> **Your objective**: Take each line containing the word "true" and copy it.

*** Entries provided ***

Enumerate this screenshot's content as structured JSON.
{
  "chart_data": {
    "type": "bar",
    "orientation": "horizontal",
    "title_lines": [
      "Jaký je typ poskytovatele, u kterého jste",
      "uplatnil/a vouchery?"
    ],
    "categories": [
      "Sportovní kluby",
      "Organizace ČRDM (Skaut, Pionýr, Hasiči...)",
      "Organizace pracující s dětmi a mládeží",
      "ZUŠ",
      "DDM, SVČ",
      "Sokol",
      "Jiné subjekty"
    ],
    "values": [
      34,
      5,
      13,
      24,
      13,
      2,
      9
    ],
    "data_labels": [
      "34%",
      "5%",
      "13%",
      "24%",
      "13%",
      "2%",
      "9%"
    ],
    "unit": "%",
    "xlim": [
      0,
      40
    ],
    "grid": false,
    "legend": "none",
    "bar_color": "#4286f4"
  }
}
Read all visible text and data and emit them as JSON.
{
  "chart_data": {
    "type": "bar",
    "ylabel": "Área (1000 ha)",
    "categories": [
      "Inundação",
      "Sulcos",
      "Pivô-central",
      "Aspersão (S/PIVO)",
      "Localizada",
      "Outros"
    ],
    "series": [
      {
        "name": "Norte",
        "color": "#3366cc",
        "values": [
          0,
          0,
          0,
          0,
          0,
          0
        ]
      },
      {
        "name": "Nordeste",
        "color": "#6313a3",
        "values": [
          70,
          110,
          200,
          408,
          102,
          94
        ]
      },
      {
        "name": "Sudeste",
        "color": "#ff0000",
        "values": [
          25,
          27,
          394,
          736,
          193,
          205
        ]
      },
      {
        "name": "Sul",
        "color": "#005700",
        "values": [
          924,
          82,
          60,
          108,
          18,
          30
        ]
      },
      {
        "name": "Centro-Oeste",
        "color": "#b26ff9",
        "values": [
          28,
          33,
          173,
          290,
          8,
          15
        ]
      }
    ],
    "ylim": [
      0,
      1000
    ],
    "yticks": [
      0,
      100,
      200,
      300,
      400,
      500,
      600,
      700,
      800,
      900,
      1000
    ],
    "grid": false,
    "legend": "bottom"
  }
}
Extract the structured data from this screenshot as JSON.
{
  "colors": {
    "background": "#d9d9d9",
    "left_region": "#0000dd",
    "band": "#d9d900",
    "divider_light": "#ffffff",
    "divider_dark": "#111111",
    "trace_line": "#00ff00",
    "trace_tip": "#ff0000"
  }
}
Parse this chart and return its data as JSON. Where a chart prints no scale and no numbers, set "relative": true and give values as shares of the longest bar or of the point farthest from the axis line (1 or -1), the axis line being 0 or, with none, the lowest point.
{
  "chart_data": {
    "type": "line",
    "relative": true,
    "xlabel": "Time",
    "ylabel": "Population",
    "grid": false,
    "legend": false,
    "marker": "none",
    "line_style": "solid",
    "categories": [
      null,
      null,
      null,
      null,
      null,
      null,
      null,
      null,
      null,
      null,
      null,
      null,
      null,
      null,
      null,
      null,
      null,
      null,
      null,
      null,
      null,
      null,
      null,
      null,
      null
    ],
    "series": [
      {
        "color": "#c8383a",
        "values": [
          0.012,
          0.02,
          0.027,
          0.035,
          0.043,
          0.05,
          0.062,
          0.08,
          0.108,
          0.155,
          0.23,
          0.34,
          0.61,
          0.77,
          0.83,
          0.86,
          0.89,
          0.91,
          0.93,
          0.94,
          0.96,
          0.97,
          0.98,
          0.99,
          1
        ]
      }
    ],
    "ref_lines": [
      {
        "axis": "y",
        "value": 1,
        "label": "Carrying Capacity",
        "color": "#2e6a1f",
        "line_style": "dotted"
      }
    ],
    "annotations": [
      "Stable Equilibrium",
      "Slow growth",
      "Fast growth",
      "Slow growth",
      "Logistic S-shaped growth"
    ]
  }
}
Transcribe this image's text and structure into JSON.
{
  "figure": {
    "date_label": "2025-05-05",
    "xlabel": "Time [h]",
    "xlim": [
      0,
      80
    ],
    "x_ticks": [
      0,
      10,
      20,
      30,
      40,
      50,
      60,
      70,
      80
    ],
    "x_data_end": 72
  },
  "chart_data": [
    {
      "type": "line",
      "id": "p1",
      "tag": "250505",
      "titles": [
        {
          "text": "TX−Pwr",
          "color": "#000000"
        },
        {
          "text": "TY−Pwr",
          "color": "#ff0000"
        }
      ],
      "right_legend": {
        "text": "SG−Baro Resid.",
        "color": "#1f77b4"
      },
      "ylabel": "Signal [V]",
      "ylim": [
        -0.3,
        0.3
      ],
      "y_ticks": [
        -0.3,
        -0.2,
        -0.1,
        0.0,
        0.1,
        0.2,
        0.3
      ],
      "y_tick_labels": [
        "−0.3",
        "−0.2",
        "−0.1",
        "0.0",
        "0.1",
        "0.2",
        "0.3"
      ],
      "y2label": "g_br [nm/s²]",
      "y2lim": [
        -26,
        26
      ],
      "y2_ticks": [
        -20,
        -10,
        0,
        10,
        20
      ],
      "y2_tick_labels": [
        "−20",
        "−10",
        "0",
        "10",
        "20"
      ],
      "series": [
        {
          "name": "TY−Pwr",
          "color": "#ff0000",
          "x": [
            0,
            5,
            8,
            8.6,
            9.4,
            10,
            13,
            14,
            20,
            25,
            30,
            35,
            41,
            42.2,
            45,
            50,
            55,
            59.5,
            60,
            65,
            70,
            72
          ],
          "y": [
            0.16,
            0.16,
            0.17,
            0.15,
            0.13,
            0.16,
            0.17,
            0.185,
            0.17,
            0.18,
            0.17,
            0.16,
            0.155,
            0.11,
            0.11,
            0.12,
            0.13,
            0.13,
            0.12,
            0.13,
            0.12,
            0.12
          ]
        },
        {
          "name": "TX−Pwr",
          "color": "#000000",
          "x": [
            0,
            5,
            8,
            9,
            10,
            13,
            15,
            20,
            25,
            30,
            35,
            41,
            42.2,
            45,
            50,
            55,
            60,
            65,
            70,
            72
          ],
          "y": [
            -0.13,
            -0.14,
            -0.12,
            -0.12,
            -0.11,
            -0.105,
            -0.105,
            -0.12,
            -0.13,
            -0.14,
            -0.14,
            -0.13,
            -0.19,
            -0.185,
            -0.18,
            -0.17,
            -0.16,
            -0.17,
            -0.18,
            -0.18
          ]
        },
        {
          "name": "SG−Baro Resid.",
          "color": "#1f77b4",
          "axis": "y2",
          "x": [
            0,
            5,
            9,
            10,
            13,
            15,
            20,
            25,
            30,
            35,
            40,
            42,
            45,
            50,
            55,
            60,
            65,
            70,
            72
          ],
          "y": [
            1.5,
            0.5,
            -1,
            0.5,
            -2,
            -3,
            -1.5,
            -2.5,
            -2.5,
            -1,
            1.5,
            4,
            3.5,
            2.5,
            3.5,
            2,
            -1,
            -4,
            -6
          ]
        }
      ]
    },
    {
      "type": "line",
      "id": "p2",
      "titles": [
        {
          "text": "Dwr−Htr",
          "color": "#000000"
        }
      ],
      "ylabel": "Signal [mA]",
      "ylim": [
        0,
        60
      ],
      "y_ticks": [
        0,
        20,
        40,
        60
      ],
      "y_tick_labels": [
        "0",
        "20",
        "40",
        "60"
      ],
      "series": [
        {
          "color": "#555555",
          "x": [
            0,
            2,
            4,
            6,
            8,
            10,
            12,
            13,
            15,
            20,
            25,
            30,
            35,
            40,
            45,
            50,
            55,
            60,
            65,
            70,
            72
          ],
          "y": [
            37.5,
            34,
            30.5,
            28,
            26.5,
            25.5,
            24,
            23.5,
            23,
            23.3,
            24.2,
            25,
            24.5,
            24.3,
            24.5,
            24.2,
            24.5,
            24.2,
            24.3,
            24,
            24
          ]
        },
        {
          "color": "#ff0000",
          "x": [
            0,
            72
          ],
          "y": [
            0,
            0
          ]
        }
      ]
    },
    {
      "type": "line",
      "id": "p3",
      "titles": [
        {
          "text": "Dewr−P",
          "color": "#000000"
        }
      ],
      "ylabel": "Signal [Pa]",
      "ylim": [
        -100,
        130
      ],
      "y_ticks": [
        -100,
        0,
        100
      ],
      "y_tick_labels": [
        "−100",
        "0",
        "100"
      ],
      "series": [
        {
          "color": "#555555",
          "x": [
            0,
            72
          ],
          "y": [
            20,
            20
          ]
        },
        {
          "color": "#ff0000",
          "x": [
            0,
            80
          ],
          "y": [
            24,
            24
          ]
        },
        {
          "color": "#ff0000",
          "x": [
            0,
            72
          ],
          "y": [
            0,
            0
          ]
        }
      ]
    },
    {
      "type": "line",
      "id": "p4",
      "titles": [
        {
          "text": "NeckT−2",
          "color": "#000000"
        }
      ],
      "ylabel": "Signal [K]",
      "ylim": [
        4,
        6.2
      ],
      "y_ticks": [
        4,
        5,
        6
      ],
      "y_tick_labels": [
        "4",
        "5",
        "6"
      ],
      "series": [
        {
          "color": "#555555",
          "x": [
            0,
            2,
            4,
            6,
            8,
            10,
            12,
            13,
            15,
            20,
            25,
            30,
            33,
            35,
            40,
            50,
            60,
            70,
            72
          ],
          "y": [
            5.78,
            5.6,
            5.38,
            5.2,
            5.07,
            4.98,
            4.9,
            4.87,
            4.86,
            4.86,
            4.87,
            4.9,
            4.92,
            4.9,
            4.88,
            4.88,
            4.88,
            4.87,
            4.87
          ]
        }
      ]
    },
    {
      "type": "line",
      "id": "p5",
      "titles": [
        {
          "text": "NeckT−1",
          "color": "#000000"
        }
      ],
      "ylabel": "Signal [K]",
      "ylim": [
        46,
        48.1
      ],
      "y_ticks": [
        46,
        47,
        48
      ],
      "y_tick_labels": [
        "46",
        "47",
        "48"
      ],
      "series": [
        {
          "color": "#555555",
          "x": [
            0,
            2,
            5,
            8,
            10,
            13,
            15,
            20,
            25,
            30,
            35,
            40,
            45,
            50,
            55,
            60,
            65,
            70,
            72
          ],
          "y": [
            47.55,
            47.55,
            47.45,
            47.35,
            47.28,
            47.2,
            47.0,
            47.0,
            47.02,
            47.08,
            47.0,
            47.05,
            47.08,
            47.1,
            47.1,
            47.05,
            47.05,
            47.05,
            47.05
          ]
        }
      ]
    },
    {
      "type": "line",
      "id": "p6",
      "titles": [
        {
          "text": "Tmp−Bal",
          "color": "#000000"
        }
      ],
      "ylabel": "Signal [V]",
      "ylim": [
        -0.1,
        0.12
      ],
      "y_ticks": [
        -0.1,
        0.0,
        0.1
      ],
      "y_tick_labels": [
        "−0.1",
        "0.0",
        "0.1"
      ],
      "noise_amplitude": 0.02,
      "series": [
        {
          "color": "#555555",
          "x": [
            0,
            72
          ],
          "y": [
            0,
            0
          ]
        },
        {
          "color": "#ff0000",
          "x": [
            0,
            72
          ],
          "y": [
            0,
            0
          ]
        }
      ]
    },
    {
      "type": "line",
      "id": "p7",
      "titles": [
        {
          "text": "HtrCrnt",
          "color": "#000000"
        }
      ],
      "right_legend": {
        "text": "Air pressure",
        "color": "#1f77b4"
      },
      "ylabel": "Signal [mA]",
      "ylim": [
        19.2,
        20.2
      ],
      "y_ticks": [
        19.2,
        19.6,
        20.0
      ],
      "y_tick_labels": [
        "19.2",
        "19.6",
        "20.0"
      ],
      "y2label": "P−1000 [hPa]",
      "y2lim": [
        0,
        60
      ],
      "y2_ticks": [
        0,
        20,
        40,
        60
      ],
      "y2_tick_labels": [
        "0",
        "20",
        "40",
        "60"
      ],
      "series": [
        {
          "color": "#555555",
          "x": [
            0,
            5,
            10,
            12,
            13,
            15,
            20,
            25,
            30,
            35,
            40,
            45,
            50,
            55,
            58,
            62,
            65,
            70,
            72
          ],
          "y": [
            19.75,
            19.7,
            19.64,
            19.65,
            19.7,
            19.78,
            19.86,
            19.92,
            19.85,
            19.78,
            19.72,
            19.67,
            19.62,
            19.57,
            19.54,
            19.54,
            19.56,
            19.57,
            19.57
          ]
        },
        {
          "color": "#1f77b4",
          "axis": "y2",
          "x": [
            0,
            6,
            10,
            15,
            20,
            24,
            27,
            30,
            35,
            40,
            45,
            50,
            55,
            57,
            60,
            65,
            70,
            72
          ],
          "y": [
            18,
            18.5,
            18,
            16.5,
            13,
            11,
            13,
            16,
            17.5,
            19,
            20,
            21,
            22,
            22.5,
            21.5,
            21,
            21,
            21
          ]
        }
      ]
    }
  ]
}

***

> **Exercise answer**:
Parse this chart and return its data as JSON. Where a chart prints no scale and no numbers, set "relative": true and give values as shares of the longest bar or of the point farthest from the axis line (1 or -1), the axis line being 0 or, with none, the lowest point.
    "relative": true,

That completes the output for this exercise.